**To do:**
All lines in the data that hold the word "High" need copying.

**Record set:**
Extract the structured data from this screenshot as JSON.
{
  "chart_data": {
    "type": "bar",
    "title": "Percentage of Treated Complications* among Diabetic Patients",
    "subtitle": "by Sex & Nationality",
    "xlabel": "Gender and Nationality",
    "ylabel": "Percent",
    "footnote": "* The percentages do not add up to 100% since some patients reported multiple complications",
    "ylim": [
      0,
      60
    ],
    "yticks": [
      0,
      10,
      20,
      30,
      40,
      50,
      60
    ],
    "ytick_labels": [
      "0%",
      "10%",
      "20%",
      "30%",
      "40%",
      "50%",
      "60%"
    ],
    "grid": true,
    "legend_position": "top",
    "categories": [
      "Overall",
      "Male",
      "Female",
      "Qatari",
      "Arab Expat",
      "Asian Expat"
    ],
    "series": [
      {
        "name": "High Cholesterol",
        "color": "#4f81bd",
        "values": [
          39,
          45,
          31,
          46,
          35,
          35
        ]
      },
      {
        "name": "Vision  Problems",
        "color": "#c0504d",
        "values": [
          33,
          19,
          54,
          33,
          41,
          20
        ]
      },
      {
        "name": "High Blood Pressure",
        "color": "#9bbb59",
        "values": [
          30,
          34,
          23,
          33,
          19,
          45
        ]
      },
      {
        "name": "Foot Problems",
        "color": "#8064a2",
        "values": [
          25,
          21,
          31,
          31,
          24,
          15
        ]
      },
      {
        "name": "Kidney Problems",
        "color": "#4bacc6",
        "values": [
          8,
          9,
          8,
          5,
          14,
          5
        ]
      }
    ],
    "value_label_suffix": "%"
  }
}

**Solved problem:**
        "name": "High Cholesterol",
        "name": "High Blood Pressure",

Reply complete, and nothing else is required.